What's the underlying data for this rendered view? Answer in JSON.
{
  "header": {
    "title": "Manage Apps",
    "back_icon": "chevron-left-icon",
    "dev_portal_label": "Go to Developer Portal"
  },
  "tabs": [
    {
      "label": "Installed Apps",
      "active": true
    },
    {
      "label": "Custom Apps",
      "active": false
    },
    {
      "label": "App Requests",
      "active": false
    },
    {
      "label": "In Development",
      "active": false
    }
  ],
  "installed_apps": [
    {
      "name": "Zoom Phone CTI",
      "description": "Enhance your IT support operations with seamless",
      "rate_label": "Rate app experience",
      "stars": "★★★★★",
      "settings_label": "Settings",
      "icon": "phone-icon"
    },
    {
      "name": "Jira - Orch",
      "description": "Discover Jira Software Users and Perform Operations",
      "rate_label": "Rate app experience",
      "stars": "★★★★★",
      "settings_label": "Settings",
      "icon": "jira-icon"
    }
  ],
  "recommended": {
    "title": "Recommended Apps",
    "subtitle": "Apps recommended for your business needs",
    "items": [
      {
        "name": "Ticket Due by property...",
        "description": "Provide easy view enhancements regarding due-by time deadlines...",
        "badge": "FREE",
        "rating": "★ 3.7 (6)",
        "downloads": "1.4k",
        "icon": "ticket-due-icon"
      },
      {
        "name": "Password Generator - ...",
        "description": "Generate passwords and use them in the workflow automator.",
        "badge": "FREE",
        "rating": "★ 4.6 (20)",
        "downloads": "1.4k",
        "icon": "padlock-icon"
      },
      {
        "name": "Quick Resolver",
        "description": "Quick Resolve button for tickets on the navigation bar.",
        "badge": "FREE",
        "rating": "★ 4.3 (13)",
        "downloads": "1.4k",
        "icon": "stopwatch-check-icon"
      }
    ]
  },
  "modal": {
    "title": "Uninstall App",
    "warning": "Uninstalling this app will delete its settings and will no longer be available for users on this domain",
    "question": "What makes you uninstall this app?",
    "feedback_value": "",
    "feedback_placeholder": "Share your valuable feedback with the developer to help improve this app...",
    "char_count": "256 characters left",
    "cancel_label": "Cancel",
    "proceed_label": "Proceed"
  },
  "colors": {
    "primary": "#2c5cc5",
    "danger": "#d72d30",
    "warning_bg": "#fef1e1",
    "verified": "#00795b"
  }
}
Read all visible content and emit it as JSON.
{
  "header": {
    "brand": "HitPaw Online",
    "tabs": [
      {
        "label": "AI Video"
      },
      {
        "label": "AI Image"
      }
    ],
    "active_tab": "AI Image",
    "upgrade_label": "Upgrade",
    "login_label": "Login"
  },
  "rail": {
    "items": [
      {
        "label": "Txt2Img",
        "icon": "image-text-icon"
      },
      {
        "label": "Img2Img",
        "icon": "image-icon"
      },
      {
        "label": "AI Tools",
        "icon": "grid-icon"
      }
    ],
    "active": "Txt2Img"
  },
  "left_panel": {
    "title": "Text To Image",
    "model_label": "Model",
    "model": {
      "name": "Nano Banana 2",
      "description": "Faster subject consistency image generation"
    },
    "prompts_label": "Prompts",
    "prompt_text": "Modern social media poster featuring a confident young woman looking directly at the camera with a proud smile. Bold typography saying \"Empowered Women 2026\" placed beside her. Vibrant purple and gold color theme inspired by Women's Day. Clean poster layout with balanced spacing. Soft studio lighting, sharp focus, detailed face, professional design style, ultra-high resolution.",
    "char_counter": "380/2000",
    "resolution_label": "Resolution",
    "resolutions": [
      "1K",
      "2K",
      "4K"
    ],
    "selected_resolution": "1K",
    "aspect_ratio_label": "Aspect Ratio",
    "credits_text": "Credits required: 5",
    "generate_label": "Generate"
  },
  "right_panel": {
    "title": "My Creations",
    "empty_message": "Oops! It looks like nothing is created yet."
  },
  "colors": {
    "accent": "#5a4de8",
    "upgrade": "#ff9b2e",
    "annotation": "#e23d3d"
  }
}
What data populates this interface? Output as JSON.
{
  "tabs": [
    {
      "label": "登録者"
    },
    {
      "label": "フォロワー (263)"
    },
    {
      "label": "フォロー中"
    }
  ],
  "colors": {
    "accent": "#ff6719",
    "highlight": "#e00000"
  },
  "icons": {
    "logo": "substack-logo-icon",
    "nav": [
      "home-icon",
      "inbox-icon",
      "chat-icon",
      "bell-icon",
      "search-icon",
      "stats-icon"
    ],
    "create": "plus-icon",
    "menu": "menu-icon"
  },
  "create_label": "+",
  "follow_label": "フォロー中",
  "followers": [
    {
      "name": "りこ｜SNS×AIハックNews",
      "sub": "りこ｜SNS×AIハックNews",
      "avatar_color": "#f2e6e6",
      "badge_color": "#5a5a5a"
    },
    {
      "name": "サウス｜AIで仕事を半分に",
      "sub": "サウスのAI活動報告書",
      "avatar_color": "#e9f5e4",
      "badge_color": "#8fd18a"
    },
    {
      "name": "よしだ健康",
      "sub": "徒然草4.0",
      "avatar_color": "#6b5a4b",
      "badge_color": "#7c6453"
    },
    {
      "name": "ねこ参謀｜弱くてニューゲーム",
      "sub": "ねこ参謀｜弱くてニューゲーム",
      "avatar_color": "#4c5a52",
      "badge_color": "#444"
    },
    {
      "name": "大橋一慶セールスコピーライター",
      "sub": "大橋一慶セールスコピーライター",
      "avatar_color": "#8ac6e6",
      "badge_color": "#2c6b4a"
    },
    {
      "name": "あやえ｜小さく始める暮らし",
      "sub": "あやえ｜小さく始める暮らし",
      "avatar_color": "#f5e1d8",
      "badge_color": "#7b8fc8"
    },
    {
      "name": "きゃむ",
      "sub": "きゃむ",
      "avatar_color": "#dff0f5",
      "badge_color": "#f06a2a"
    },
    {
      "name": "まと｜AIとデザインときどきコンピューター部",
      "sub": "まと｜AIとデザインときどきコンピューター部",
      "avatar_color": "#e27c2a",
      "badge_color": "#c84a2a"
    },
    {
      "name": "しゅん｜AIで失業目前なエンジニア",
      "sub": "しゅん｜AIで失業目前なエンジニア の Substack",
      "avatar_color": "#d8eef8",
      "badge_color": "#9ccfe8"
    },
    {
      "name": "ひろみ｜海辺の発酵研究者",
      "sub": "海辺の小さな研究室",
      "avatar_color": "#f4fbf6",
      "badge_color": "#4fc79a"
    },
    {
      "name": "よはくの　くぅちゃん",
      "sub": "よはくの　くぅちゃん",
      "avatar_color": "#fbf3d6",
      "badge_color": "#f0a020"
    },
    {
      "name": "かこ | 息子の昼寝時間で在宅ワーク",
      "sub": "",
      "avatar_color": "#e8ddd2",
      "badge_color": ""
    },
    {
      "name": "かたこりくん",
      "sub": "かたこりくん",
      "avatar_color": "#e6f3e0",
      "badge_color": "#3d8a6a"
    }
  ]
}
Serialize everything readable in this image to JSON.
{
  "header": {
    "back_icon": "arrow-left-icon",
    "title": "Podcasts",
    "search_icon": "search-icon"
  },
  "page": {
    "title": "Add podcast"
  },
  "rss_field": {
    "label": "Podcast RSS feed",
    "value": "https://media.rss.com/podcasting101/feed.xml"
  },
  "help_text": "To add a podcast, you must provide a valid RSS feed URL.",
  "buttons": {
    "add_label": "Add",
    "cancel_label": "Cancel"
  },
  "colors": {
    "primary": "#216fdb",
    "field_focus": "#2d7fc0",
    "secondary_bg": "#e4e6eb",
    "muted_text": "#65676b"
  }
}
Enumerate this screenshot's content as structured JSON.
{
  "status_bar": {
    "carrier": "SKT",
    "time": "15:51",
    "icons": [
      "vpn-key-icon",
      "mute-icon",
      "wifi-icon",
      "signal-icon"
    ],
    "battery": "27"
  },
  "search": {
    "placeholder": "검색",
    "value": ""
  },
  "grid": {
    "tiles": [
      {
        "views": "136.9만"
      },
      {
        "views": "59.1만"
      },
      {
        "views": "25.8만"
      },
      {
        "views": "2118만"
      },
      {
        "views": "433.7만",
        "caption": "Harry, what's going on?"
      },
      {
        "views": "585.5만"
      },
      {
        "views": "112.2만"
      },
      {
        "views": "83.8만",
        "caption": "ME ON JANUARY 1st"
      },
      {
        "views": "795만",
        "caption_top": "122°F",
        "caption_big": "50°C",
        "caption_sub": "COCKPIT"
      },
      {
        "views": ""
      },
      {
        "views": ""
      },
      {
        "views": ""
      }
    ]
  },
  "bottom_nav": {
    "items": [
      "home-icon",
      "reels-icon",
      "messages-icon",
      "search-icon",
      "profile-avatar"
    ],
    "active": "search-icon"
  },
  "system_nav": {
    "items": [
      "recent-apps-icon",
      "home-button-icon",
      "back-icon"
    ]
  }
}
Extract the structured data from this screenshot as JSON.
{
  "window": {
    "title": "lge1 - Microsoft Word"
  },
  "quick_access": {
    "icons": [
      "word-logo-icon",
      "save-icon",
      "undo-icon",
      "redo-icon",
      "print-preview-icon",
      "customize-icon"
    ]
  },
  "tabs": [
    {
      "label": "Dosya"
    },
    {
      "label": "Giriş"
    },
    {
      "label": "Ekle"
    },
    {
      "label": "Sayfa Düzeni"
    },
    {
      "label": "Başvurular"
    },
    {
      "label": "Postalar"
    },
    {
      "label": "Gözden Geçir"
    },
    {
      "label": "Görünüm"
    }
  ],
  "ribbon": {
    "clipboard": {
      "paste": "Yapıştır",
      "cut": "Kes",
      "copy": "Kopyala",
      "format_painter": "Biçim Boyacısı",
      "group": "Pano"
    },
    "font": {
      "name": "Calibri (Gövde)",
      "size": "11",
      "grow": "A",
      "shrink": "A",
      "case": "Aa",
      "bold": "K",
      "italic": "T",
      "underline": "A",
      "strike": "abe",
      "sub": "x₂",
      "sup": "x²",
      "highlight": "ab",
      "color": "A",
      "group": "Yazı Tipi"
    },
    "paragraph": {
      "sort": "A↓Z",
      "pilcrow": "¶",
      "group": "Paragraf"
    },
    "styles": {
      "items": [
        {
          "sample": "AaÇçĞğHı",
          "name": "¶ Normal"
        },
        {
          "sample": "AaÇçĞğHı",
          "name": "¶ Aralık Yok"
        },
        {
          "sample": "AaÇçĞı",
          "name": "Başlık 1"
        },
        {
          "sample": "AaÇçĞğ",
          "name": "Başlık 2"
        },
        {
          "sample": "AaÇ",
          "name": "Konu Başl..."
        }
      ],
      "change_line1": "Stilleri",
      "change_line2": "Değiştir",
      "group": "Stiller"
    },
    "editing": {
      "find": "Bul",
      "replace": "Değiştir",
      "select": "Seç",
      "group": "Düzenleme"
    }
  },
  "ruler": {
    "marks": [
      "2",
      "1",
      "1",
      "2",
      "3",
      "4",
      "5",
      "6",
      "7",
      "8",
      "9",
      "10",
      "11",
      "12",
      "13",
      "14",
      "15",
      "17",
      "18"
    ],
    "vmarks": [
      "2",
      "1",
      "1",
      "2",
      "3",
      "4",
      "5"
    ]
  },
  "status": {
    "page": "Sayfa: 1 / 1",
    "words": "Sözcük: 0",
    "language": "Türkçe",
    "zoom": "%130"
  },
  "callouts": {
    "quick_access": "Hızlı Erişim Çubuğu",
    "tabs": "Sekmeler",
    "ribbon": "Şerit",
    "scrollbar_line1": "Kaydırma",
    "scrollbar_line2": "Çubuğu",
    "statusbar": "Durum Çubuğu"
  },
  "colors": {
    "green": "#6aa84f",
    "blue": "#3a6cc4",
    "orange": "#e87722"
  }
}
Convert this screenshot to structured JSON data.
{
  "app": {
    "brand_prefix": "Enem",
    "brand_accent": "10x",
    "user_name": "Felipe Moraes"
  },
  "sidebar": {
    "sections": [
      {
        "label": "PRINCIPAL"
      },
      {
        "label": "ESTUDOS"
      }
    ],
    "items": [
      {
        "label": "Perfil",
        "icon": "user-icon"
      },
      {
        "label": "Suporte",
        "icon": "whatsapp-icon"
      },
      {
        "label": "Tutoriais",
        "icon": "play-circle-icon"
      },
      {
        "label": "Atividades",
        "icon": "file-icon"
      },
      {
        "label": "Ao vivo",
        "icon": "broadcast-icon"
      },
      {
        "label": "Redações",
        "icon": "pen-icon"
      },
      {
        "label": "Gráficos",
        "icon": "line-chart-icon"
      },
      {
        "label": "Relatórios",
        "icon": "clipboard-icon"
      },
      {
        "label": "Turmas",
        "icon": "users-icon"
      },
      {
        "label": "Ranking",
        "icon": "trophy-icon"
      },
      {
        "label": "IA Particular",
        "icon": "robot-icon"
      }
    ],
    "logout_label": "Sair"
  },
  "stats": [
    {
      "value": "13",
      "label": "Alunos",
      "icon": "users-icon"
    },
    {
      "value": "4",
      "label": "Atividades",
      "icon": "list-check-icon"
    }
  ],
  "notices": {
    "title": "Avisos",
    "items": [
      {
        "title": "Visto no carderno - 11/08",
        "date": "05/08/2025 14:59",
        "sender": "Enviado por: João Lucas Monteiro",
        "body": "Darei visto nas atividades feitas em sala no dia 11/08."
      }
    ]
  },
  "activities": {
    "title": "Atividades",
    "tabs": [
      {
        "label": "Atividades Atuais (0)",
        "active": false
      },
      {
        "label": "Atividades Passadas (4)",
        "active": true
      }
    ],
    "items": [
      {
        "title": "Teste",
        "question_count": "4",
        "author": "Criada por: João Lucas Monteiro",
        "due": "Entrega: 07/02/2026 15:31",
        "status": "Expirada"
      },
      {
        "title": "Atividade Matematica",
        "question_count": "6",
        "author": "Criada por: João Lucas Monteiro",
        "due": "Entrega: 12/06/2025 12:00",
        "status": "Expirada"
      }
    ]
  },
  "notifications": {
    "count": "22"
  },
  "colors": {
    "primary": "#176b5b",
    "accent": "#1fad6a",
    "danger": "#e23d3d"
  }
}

★ ★ ★

• _Task requirements_:
Your task is to report how many lines of the material include the string "primary". Give the number and no other words.

• _Worked solution_:
3